> Work required
Can you transcribe the data exactly? Leave the pictures out.

> Provided records
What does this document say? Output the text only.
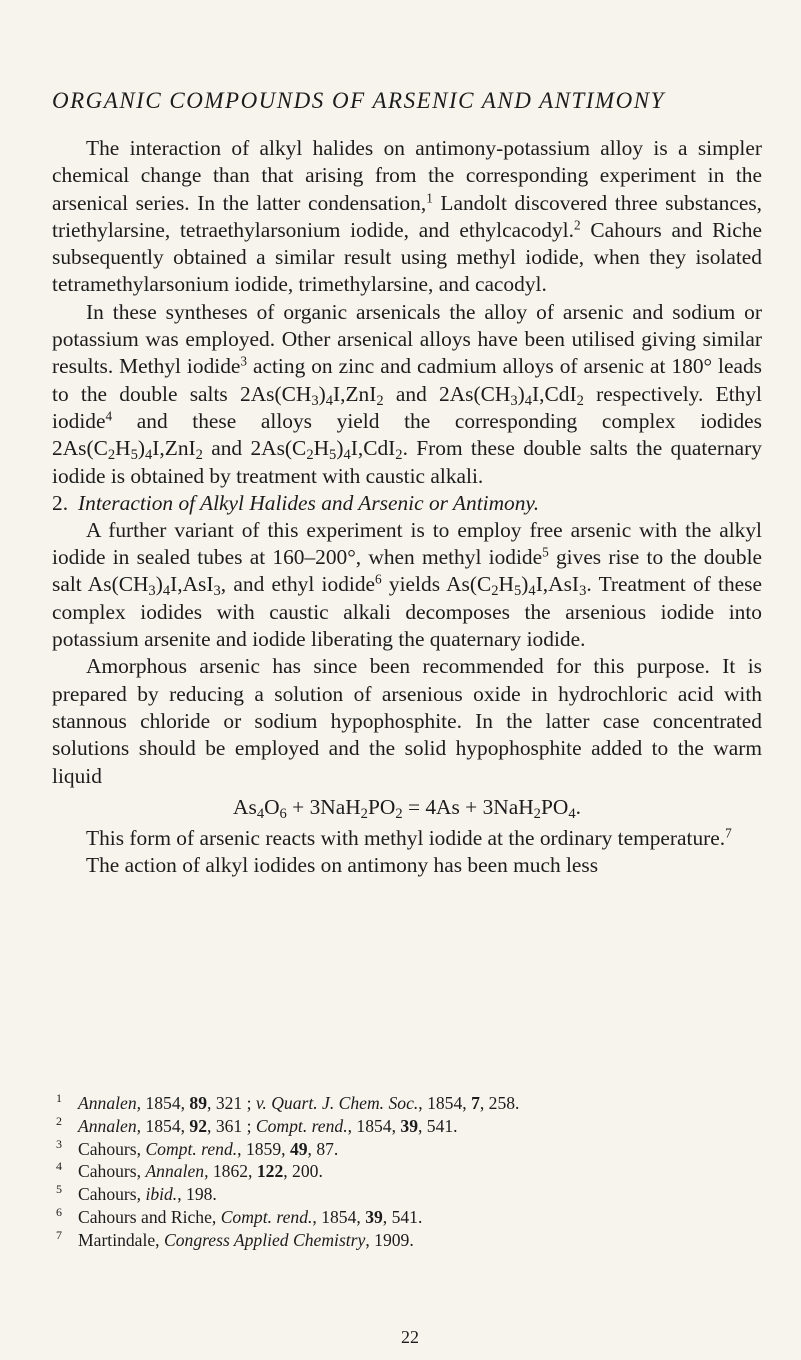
ORGANIC COMPOUNDS OF ARSENIC AND ANTIMONY

The interaction of alkyl halides on antimony-potassium alloy is a simpler chemical change than that arising from the corresponding experiment in the arsenical series. In the latter condensation,$^1$ Landolt discovered three substances, triethylarsine, tetraethylarsonium iodide, and ethylcacodyl.$^2$ Cahours and Riche subsequently obtained a similar result using methyl iodide, when they isolated tetramethylarsonium iodide, trimethylarsine, and cacodyl.

In these syntheses of organic arsenicals the alloy of arsenic and sodium or potassium was employed. Other arsenical alloys have been utilised giving similar results. Methyl iodide$^3$ acting on zinc and cadmium alloys of arsenic at 180° leads to the double salts $2As(CH_3)_4I,ZnI_2$ and $2As(CH_3)_4I,CdI_2$ respectively. Ethyl iodide$^4$ and these alloys yield the corresponding complex iodides $2As(C_2H_5)_4I,ZnI_2$ and $2As(C_2H_5)_4I,CdI_2$. From these double salts the quaternary iodide is obtained by treatment with caustic alkali.

2. Interaction of Alkyl Halides and Arsenic or Antimony.

A further variant of this experiment is to employ free arsenic with the alkyl iodide in sealed tubes at 160–200°, when methyl iodide$^5$ gives rise to the double salt $As(CH_3)_4I,AsI_3$, and ethyl iodide$^6$ yields $As(C_2H_5)_4I,AsI_3$. Treatment of these complex iodides with caustic alkali decomposes the arsenious iodide into potassium arsenite and iodide liberating the quaternary iodide.

Amorphous arsenic has since been recommended for this purpose. It is prepared by reducing a solution of arsenious oxide in hydrochloric acid with stannous chloride or sodium hypophosphite. In the latter case concentrated solutions should be employed and the solid hypophosphite added to the warm liquid

$As_4O_6 + 3NaH_2PO_2 = 4As + 3NaH_2PO_4$.

This form of arsenic reacts with methyl iodide at the ordinary temperature.$^7$

The action of alkyl iodides on antimony has been much less

1 Annalen, 1854, 89, 321 ; v. Quart. J. Chem. Soc., 1854, 7, 258.
2 Annalen, 1854, 92, 361 ; Compt. rend., 1854, 39, 541.
3 Cahours, Compt. rend., 1859, 49, 87.
4 Cahours, Annalen, 1862, 122, 200.
5 Cahours, ibid., 198.
6 Cahours and Riche, Compt. rend., 1854, 39, 541.
7 Martindale, Congress Applied Chemistry, 1909.
22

> Answer to the exercise
What does this document say? Output the text only.
ORGANIC COMPOUNDS OF ARSENIC AND ANTIMONY

The interaction of alkyl halides on antimony-potassium alloy is a simpler chemical change than that arising from the corresponding experiment in the arsenical series. In the latter condensation,$^1$ Landolt discovered three substances, triethylarsine, tetraethylarsonium iodide, and ethylcacodyl.$^2$ Cahours and Riche subsequently obtained a similar result using methyl iodide, when they isolated tetramethylarsonium iodide, trimethylarsine, and cacodyl.

In these syntheses of organic arsenicals the alloy of arsenic and sodium or potassium was employed. Other arsenical alloys have been utilised giving similar results. Methyl iodide$^3$ acting on zinc and cadmium alloys of arsenic at 180° leads to the double salts $2As(CH_3)_4I,ZnI_2$ and $2As(CH_3)_4I,CdI_2$ respectively. Ethyl iodide$^4$ and these alloys yield the corresponding complex iodides $2As(C_2H_5)_4I,ZnI_2$ and $2As(C_2H_5)_4I,CdI_2$. From these double salts the quaternary iodide is obtained by treatment with caustic alkali.

2. Interaction of Alkyl Halides and Arsenic or Antimony.

A further variant of this experiment is to employ free arsenic with the alkyl iodide in sealed tubes at 160–200°, when methyl iodide$^5$ gives rise to the double salt $As(CH_3)_4I,AsI_3$, and ethyl iodide$^6$ yields $As(C_2H_5)_4I,AsI_3$. Treatment of these complex iodides with caustic alkali decomposes the arsenious iodide into potassium arsenite and iodide liberating the quaternary iodide.

Amorphous arsenic has since been recommended for this purpose. It is prepared by reducing a solution of arsenious oxide in hydrochloric acid with stannous chloride or sodium hypophosphite. In the latter case concentrated solutions should be employed and the solid hypophosphite added to the warm liquid

$As_4O_6 + 3NaH_2PO_2 = 4As + 3NaH_2PO_4$.

This form of arsenic reacts with methyl iodide at the ordinary temperature.$^7$

The action of alkyl iodides on antimony has been much less

1 Annalen, 1854, 89, 321 ; v. Quart. J. Chem. Soc., 1854, 7, 258.
2 Annalen, 1854, 92, 361 ; Compt. rend., 1854, 39, 541.
3 Cahours, Compt. rend., 1859, 49, 87.
4 Cahours, Annalen, 1862, 122, 200.
5 Cahours, ibid., 198.
6 Cahours and Riche, Compt. rend., 1854, 39, 541.
7 Martindale, Congress Applied Chemistry, 1909.
22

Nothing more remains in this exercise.